# Written request:
Would you quote every entry exactly, dropping only the pictures?

____________________

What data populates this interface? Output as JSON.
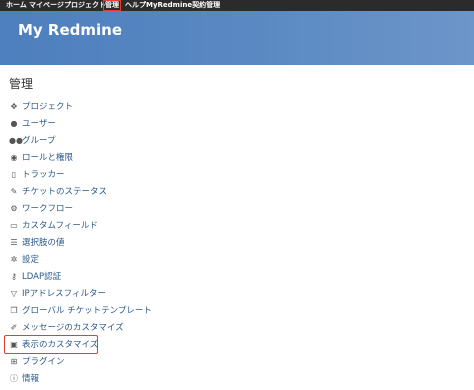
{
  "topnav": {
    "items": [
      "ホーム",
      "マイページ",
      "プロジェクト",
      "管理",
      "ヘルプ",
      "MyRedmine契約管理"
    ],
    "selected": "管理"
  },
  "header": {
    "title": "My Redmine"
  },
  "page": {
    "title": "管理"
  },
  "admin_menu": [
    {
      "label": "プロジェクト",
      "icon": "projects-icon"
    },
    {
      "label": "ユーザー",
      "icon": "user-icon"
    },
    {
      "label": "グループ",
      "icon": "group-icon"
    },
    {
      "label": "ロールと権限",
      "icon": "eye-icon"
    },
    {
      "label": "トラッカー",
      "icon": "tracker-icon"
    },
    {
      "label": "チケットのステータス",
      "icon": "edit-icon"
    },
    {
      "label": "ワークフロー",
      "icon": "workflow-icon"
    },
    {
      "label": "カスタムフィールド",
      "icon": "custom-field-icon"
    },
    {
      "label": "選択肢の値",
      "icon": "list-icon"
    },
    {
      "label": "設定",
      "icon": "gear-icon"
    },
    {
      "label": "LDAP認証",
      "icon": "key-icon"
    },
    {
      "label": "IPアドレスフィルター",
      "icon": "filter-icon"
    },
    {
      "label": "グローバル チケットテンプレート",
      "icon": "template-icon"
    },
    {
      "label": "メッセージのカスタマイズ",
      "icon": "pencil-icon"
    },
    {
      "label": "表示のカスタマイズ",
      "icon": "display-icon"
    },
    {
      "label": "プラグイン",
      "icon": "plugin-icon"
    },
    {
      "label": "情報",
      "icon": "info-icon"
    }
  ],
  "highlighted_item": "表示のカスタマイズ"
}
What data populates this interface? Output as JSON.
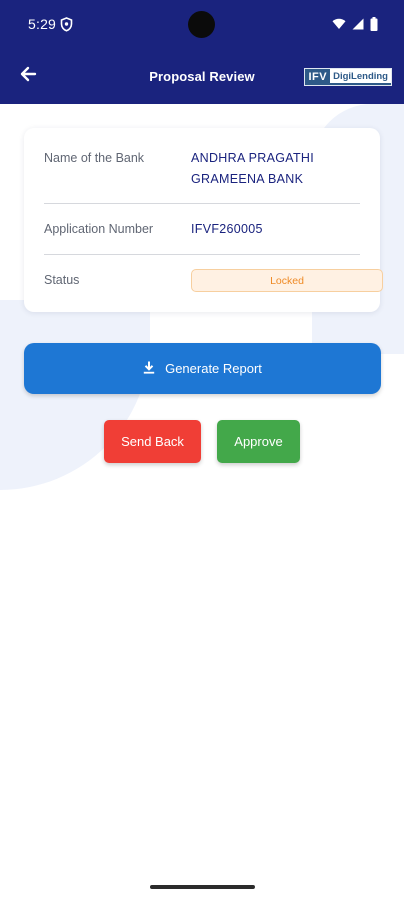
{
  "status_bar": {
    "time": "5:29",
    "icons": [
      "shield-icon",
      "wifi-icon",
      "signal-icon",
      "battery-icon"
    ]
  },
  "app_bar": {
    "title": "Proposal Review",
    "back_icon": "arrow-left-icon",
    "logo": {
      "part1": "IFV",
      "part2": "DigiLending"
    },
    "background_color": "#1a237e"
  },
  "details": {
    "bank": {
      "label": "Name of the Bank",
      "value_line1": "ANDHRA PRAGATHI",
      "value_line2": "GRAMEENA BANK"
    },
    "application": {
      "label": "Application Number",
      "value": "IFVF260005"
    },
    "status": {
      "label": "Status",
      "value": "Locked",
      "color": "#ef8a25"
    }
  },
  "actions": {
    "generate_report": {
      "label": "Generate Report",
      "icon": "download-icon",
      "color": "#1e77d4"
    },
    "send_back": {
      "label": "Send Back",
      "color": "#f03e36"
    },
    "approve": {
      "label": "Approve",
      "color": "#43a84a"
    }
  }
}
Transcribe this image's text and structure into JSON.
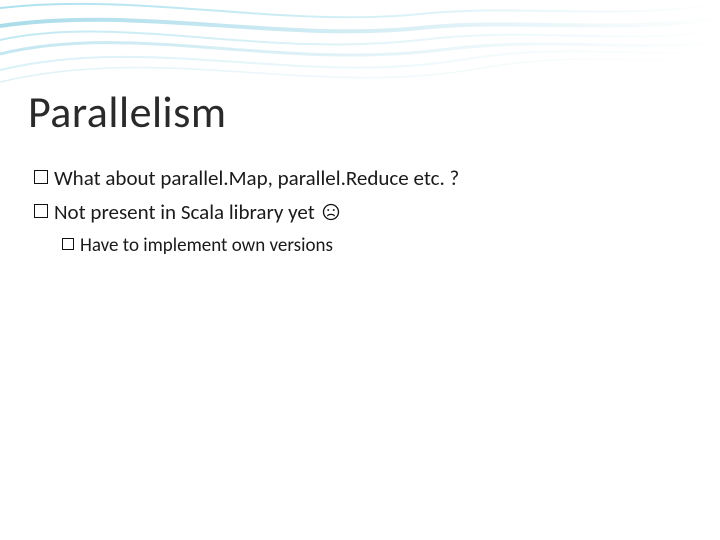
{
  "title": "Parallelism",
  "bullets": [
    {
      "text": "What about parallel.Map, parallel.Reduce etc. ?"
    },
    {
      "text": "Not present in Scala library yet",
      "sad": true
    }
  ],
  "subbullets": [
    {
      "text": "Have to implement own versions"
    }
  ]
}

____________________

# Result of the exercise:
What data populates this interface? Output as JSON.
{
  "topnav": {
    "items": [
      "ホーム",
      "マイページ",
      "プロジェクト",
      "管理",
      "ヘルプ",
      "MyRedmine契約管理"
    ],
    "selected": "管理"
  },
  "header": {
    "title": "My Redmine"
  },
  "page": {
    "title": "管理"
  },
  "admin_menu": [
    {
      "label": "プロジェクト",
      "icon": "projects-icon"
    },
    {
      "label": "ユーザー",
      "icon": "user-icon"
    },
    {
      "label": "グループ",
      "icon": "group-icon"
    },
    {
      "label": "ロールと権限",
      "icon": "eye-icon"
    },
    {
      "label": "トラッカー",
      "icon": "tracker-icon"
    },
    {
      "label": "チケットのステータス",
      "icon": "edit-icon"
    },
    {
      "label": "ワークフロー",
      "icon": "workflow-icon"
    },
    {
      "label": "カスタムフィールド",
      "icon": "custom-field-icon"
    },
    {
      "label": "選択肢の値",
      "icon": "list-icon"
    },
    {
      "label": "設定",
      "icon": "gear-icon"
    },
    {
      "label": "LDAP認証",
      "icon": "key-icon"
    },
    {
      "label": "IPアドレスフィルター",
      "icon": "filter-icon"
    },
    {
      "label": "グローバル チケットテンプレート",
      "icon": "template-icon"
    },
    {
      "label": "メッセージのカスタマイズ",
      "icon": "pencil-icon"
    },
    {
      "label": "表示のカスタマイズ",
      "icon": "display-icon"
    },
    {
      "label": "プラグイン",
      "icon": "plugin-icon"
    },
    {
      "label": "情報",
      "icon": "info-icon"
    }
  ],
  "highlighted_item": "表示のカスタマイズ"
}
What data populates this interface? Output as JSON.
{
  "status_bar": {
    "time": "5:29",
    "icons": [
      "shield-icon",
      "wifi-icon",
      "signal-icon",
      "battery-icon"
    ]
  },
  "app_bar": {
    "title": "Proposal Review",
    "back_icon": "arrow-left-icon",
    "logo": {
      "part1": "IFV",
      "part2": "DigiLending"
    },
    "background_color": "#1a237e"
  },
  "details": {
    "bank": {
      "label": "Name of the Bank",
      "value_line1": "ANDHRA PRAGATHI",
      "value_line2": "GRAMEENA BANK"
    },
    "application": {
      "label": "Application Number",
      "value": "IFVF260005"
    },
    "status": {
      "label": "Status",
      "value": "Locked",
      "color": "#ef8a25"
    }
  },
  "actions": {
    "generate_report": {
      "label": "Generate Report",
      "icon": "download-icon",
      "color": "#1e77d4"
    },
    "send_back": {
      "label": "Send Back",
      "color": "#f03e36"
    },
    "approve": {
      "label": "Approve",
      "color": "#43a84a"
    }
  }
}
Transcribe this image's text and structure into JSON.
{
  "title": "Parallelism",
  "bullets": [
    {
      "text": "What about parallel.Map, parallel.Reduce etc. ?"
    },
    {
      "text": "Not present in Scala library yet",
      "sad": true
    }
  ],
  "subbullets": [
    {
      "text": "Have to implement own versions"
    }
  ]
}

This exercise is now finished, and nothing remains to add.